GIVEN REQUEST: In your copy, reproduce the entries exactly as they are, minus the images.

Extracted records:
------------

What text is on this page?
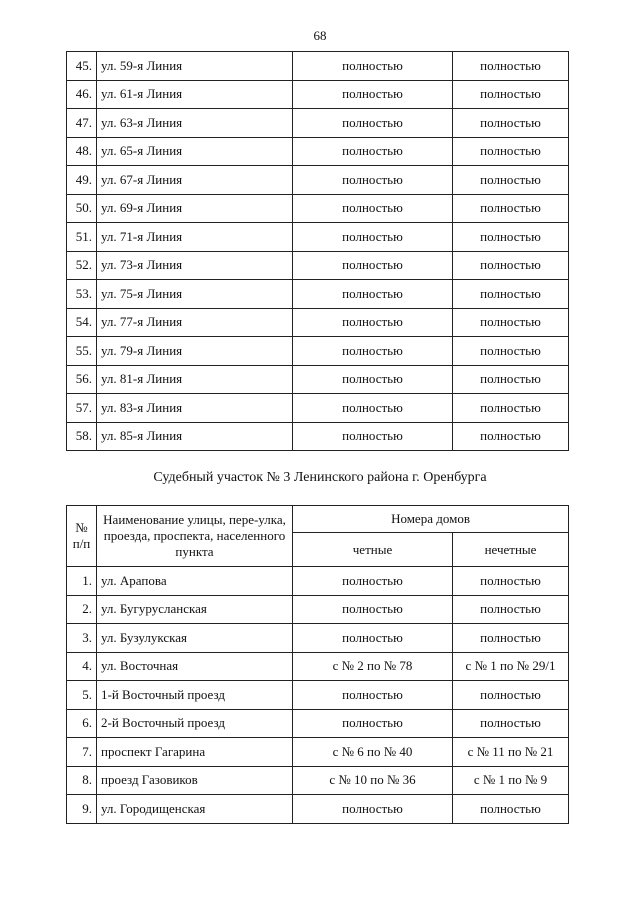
68
45.	ул. 59-я Линия	полностью	полностью
46.	ул. 61-я Линия	полностью	полностью
47.	ул. 63-я Линия	полностью	полностью
48.	ул. 65-я Линия	полностью	полностью
49.	ул. 67-я Линия	полностью	полностью
50.	ул. 69-я Линия	полностью	полностью
51.	ул. 71-я Линия	полностью	полностью
52.	ул. 73-я Линия	полностью	полностью
53.	ул. 75-я Линия	полностью	полностью
54.	ул. 77-я Линия	полностью	полностью
55.	ул. 79-я Линия	полностью	полностью
56.	ул. 81-я Линия	полностью	полностью
57.	ул. 83-я Линия	полностью	полностью
58.	ул. 85-я Линия	полностью	полностью
Судебный участок № 3 Ленинского района г. Оренбурга
№ п/п	Наименование улицы, пере-улка, проезда, проспекта, населенного пункта	Номера домов	
		четные	нечетные
1.	ул. Арапова	полностью	полностью
2.	ул. Бугурусланская	полностью	полностью
3.	ул. Бузулукская	полностью	полностью
4.	ул. Восточная	с № 2 по № 78	с № 1 по № 29/1
5.	1-й Восточный проезд	полностью	полностью
6.	2-й Восточный проезд	полностью	полностью
7.	проспект Гагарина	с № 6 по № 40	с № 11 по № 21
8.	проезд Газовиков	с № 10 по № 36	с № 1 по № 9
9.	ул. Городищенская	полностью	полностью
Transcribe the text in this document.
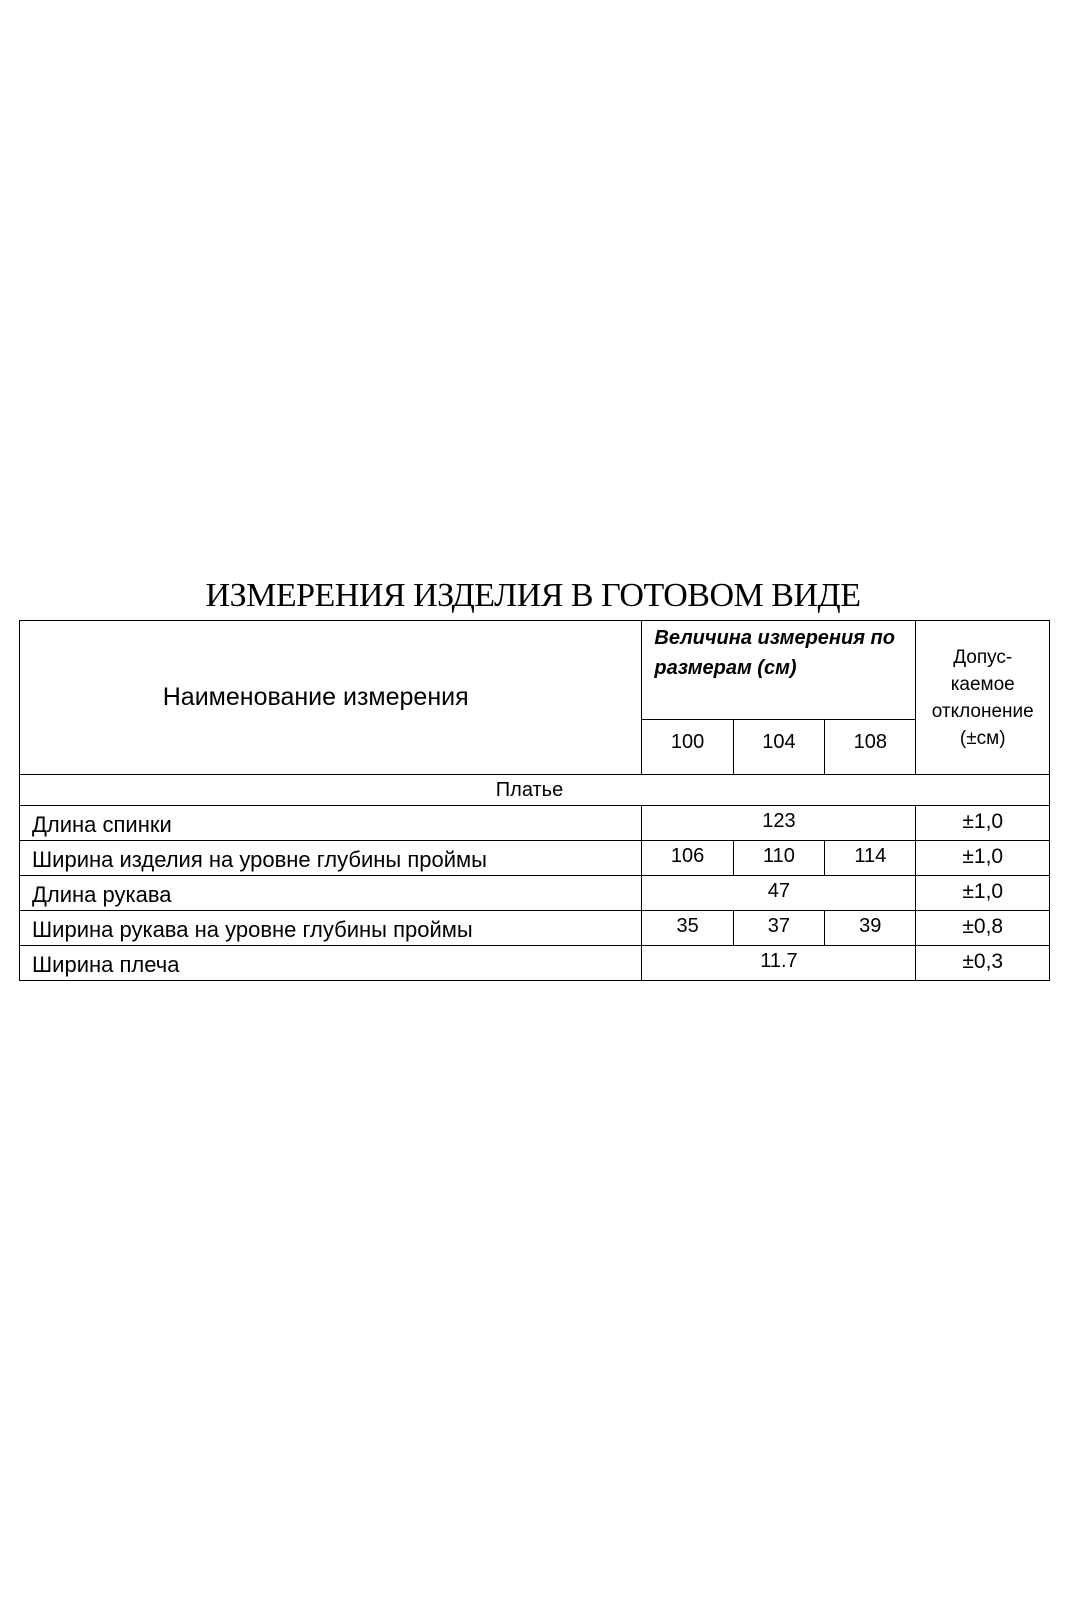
ИЗМЕРЕНИЯ ИЗДЕЛИЯ В ГОТОВОМ ВИДЕ
Наименование измерения	Величина измерения по размерам (см)			Допус-
каемое
отклонение
(±см)
	100	104	108	
Платье				
Длина спинки	123			±1,0
Ширина изделия на уровне глубины проймы	106	110	114	±1,0
Длина рукава	47			±1,0
Ширина рукава на уровне глубины проймы	35	37	39	±0,8
Ширина плеча	11.7			±0,3
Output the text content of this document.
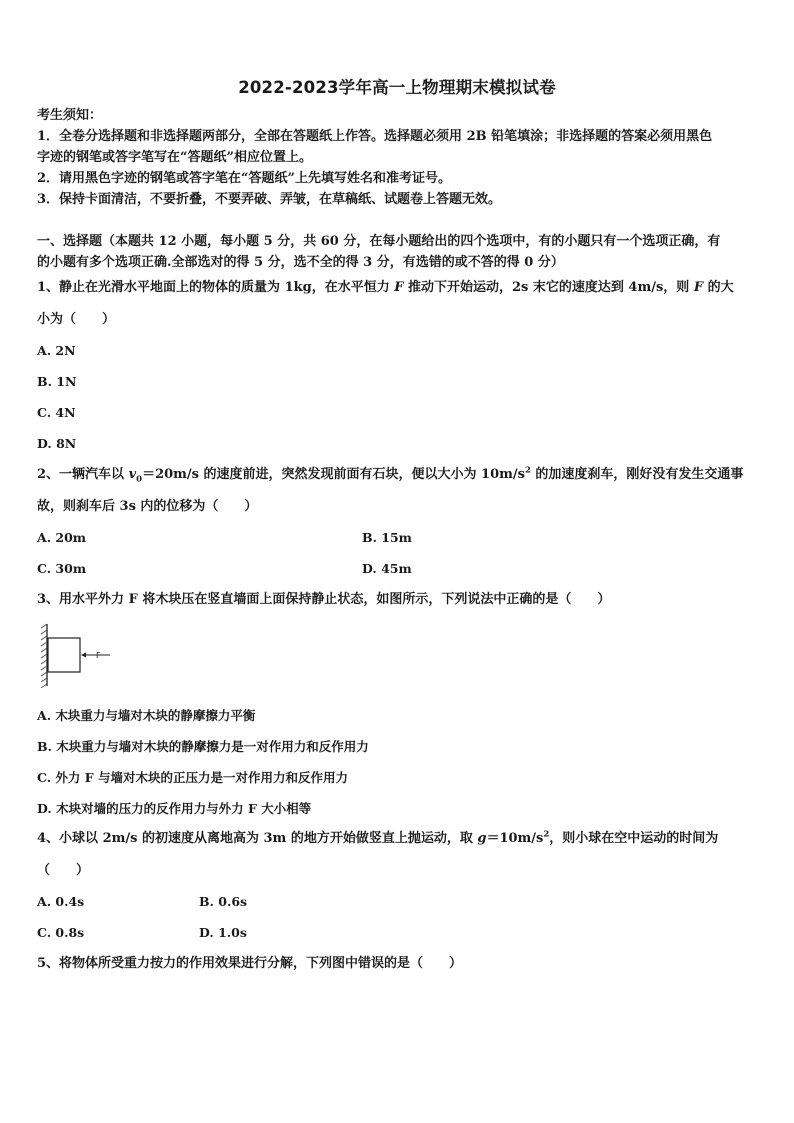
2022-2023学年高一上物理期末模拟试卷
考生须知：
1．全卷分选择题和非选择题两部分，全部在答题纸上作答。选择题必须用 2B 铅笔填涂；非选择题的答案必须用黑色
字迹的钢笔或答字笔写在“答题纸”相应位置上。
2．请用黑色字迹的钢笔或答字笔在“答题纸”上先填写姓名和准考证号。
3．保持卡面清洁，不要折叠，不要弄破、弄皱，在草稿纸、试题卷上答题无效。
一、选择题（本题共 12 小题，每小题 5 分，共 60 分，在每小题给出的四个选项中，有的小题只有一个选项正确，有
的小题有多个选项正确.全部选对的得 5 分，选不全的得 3 分，有选错的或不答的得 0 分）
1、静止在光滑水平地面上的物体的质量为 1kg，在水平恒力 F 推动下开始运动，2s 末它的速度达到 4m/s，则 F 的大
小为（　　）
A. 2N
B. 1N
C. 4N
D. 8N
2、一辆汽车以 $v_0=20m/s$ 的速度前进，突然发现前面有石块，便以大小为 $10m/s^2$ 的加速度刹车，刚好没有发生交通事
故，则刹车后 3s 内的位移为（　　）
A. 20m	B. 15m
C. 30m	D. 45m
3、用水平外力 F 将木块压在竖直墙面上面保持静止状态，如图所示，下列说法中正确的是（　　）
F
A. 木块重力与墙对木块的静摩擦力平衡
B. 木块重力与墙对木块的静摩擦力是一对作用力和反作用力
C. 外力 F 与墙对木块的正压力是一对作用力和反作用力
D. 木块对墙的压力的反作用力与外力 F 大小相等
4、小球以 2m/s 的初速度从离地高为 3m 的地方开始做竖直上抛运动，取 $g=10m/s^2$，则小球在空中运动的时间为
（　　）
A. 0.4s	B. 0.6s
C. 0.8s	D. 1.0s
5、将物体所受重力按力的作用效果进行分解，下列图中错误的是（　　）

------------

TASK ANSWER:
What text is on this page?
68
45.	ул. 59-я Линия	полностью	полностью
46.	ул. 61-я Линия	полностью	полностью
47.	ул. 63-я Линия	полностью	полностью
48.	ул. 65-я Линия	полностью	полностью
49.	ул. 67-я Линия	полностью	полностью
50.	ул. 69-я Линия	полностью	полностью
51.	ул. 71-я Линия	полностью	полностью
52.	ул. 73-я Линия	полностью	полностью
53.	ул. 75-я Линия	полностью	полностью
54.	ул. 77-я Линия	полностью	полностью
55.	ул. 79-я Линия	полностью	полностью
56.	ул. 81-я Линия	полностью	полностью
57.	ул. 83-я Линия	полностью	полностью
58.	ул. 85-я Линия	полностью	полностью
Судебный участок № 3 Ленинского района г. Оренбурга
№ п/п	Наименование улицы, пере-улка, проезда, проспекта, населенного пункта	Номера домов	
		четные	нечетные
1.	ул. Арапова	полностью	полностью
2.	ул. Бугурусланская	полностью	полностью
3.	ул. Бузулукская	полностью	полностью
4.	ул. Восточная	с № 2 по № 78	с № 1 по № 29/1
5.	1-й Восточный проезд	полностью	полностью
6.	2-й Восточный проезд	полностью	полностью
7.	проспект Гагарина	с № 6 по № 40	с № 11 по № 21
8.	проезд Газовиков	с № 10 по № 36	с № 1 по № 9
9.	ул. Городищенская	полностью	полностью
Transcribe the text in this document.
ИЗМЕРЕНИЯ ИЗДЕЛИЯ В ГОТОВОМ ВИДЕ
Наименование измерения	Величина измерения по размерам (см)			Допус-
каемое
отклонение
(±см)
	100	104	108	
Платье				
Длина спинки	123			±1,0
Ширина изделия на уровне глубины проймы	106	110	114	±1,0
Длина рукава	47			±1,0
Ширина рукава на уровне глубины проймы	35	37	39	±0,8
Ширина плеча	11.7			±0,3
Output the text content of this document.
2022-2023学年高一上物理期末模拟试卷
考生须知：
1．全卷分选择题和非选择题两部分，全部在答题纸上作答。选择题必须用 2B 铅笔填涂；非选择题的答案必须用黑色
字迹的钢笔或答字笔写在“答题纸”相应位置上。
2．请用黑色字迹的钢笔或答字笔在“答题纸”上先填写姓名和准考证号。
3．保持卡面清洁，不要折叠，不要弄破、弄皱，在草稿纸、试题卷上答题无效。
一、选择题（本题共 12 小题，每小题 5 分，共 60 分，在每小题给出的四个选项中，有的小题只有一个选项正确，有
的小题有多个选项正确.全部选对的得 5 分，选不全的得 3 分，有选错的或不答的得 0 分）
1、静止在光滑水平地面上的物体的质量为 1kg，在水平恒力 F 推动下开始运动，2s 末它的速度达到 4m/s，则 F 的大
小为（　　）
A. 2N
B. 1N
C. 4N
D. 8N
2、一辆汽车以 $v_0=20m/s$ 的速度前进，突然发现前面有石块，便以大小为 $10m/s^2$ 的加速度刹车，刚好没有发生交通事
故，则刹车后 3s 内的位移为（　　）
A. 20m	B. 15m
C. 30m	D. 45m
3、用水平外力 F 将木块压在竖直墙面上面保持静止状态，如图所示，下列说法中正确的是（　　）
F
A. 木块重力与墙对木块的静摩擦力平衡
B. 木块重力与墙对木块的静摩擦力是一对作用力和反作用力
C. 外力 F 与墙对木块的正压力是一对作用力和反作用力
D. 木块对墙的压力的反作用力与外力 F 大小相等
4、小球以 2m/s 的初速度从离地高为 3m 的地方开始做竖直上抛运动，取 $g=10m/s^2$，则小球在空中运动的时间为
（　　）
A. 0.4s	B. 0.6s
C. 0.8s	D. 1.0s
5、将物体所受重力按力的作用效果进行分解，下列图中错误的是（　　）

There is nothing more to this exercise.